▶ _Written problem_:
Send back all the data below, exactly as given.

— START Available data —

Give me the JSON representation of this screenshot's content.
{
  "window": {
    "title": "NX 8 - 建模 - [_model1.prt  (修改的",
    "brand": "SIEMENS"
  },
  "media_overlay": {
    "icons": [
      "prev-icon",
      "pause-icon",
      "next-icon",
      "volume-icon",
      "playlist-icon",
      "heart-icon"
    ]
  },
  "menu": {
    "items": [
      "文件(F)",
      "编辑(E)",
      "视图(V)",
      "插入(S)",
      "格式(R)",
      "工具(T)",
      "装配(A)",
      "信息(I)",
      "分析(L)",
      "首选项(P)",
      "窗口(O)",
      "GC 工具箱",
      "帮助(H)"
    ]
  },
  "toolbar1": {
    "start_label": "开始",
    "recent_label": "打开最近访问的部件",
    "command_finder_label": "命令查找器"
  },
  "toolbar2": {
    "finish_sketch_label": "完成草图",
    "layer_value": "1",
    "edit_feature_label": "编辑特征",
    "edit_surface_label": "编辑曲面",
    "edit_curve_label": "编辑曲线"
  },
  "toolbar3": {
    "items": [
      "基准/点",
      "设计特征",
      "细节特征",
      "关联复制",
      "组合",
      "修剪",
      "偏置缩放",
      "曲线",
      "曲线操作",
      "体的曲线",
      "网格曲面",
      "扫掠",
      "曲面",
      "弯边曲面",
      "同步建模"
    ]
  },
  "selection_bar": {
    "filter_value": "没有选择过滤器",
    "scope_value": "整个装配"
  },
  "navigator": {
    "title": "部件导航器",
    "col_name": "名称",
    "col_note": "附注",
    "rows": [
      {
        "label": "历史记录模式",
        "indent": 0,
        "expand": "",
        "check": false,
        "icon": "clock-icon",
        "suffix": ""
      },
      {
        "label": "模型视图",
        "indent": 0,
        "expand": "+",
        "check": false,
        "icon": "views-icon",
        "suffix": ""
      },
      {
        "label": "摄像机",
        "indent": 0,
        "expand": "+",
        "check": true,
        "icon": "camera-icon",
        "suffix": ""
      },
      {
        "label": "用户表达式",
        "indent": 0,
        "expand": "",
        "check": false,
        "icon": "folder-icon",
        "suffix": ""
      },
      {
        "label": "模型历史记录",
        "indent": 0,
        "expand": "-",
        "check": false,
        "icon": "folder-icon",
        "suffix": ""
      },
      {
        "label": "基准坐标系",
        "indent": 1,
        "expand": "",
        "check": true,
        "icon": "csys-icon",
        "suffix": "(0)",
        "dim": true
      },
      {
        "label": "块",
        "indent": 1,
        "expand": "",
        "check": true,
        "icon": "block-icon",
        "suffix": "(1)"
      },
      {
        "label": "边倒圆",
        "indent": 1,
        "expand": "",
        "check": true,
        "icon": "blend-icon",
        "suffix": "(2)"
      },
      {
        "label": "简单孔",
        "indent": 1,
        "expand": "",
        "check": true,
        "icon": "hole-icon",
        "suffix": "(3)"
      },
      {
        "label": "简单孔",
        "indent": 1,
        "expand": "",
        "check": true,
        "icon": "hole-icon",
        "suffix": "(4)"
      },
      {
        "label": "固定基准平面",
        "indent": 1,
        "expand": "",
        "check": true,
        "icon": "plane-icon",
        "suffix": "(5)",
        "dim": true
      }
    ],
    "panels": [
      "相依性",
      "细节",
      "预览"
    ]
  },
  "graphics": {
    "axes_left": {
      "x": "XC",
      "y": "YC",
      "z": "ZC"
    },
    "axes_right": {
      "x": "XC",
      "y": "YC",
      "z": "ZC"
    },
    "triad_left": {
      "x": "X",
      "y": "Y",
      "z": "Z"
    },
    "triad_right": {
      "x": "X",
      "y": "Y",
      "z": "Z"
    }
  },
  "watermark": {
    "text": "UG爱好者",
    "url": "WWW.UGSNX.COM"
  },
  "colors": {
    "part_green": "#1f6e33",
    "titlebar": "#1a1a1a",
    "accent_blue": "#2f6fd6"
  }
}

— END Available data —

▶ _The completed task_:
Give me the JSON representation of this screenshot's content.
{
  "window": {
    "title": "NX 8 - 建模 - [_model1.prt  (修改的",
    "brand": "SIEMENS"
  },
  "media_overlay": {
    "icons": [
      "prev-icon",
      "pause-icon",
      "next-icon",
      "volume-icon",
      "playlist-icon",
      "heart-icon"
    ]
  },
  "menu": {
    "items": [
      "文件(F)",
      "编辑(E)",
      "视图(V)",
      "插入(S)",
      "格式(R)",
      "工具(T)",
      "装配(A)",
      "信息(I)",
      "分析(L)",
      "首选项(P)",
      "窗口(O)",
      "GC 工具箱",
      "帮助(H)"
    ]
  },
  "toolbar1": {
    "start_label": "开始",
    "recent_label": "打开最近访问的部件",
    "command_finder_label": "命令查找器"
  },
  "toolbar2": {
    "finish_sketch_label": "完成草图",
    "layer_value": "1",
    "edit_feature_label": "编辑特征",
    "edit_surface_label": "编辑曲面",
    "edit_curve_label": "编辑曲线"
  },
  "toolbar3": {
    "items": [
      "基准/点",
      "设计特征",
      "细节特征",
      "关联复制",
      "组合",
      "修剪",
      "偏置缩放",
      "曲线",
      "曲线操作",
      "体的曲线",
      "网格曲面",
      "扫掠",
      "曲面",
      "弯边曲面",
      "同步建模"
    ]
  },
  "selection_bar": {
    "filter_value": "没有选择过滤器",
    "scope_value": "整个装配"
  },
  "navigator": {
    "title": "部件导航器",
    "col_name": "名称",
    "col_note": "附注",
    "rows": [
      {
        "label": "历史记录模式",
        "indent": 0,
        "expand": "",
        "check": false,
        "icon": "clock-icon",
        "suffix": ""
      },
      {
        "label": "模型视图",
        "indent": 0,
        "expand": "+",
        "check": false,
        "icon": "views-icon",
        "suffix": ""
      },
      {
        "label": "摄像机",
        "indent": 0,
        "expand": "+",
        "check": true,
        "icon": "camera-icon",
        "suffix": ""
      },
      {
        "label": "用户表达式",
        "indent": 0,
        "expand": "",
        "check": false,
        "icon": "folder-icon",
        "suffix": ""
      },
      {
        "label": "模型历史记录",
        "indent": 0,
        "expand": "-",
        "check": false,
        "icon": "folder-icon",
        "suffix": ""
      },
      {
        "label": "基准坐标系",
        "indent": 1,
        "expand": "",
        "check": true,
        "icon": "csys-icon",
        "suffix": "(0)",
        "dim": true
      },
      {
        "label": "块",
        "indent": 1,
        "expand": "",
        "check": true,
        "icon": "block-icon",
        "suffix": "(1)"
      },
      {
        "label": "边倒圆",
        "indent": 1,
        "expand": "",
        "check": true,
        "icon": "blend-icon",
        "suffix": "(2)"
      },
      {
        "label": "简单孔",
        "indent": 1,
        "expand": "",
        "check": true,
        "icon": "hole-icon",
        "suffix": "(3)"
      },
      {
        "label": "简单孔",
        "indent": 1,
        "expand": "",
        "check": true,
        "icon": "hole-icon",
        "suffix": "(4)"
      },
      {
        "label": "固定基准平面",
        "indent": 1,
        "expand": "",
        "check": true,
        "icon": "plane-icon",
        "suffix": "(5)",
        "dim": true
      }
    ],
    "panels": [
      "相依性",
      "细节",
      "预览"
    ]
  },
  "graphics": {
    "axes_left": {
      "x": "XC",
      "y": "YC",
      "z": "ZC"
    },
    "axes_right": {
      "x": "XC",
      "y": "YC",
      "z": "ZC"
    },
    "triad_left": {
      "x": "X",
      "y": "Y",
      "z": "Z"
    },
    "triad_right": {
      "x": "X",
      "y": "Y",
      "z": "Z"
    }
  },
  "watermark": {
    "text": "UG爱好者",
    "url": "WWW.UGSNX.COM"
  },
  "colors": {
    "part_green": "#1f6e33",
    "titlebar": "#1a1a1a",
    "accent_blue": "#2f6fd6"
  }
}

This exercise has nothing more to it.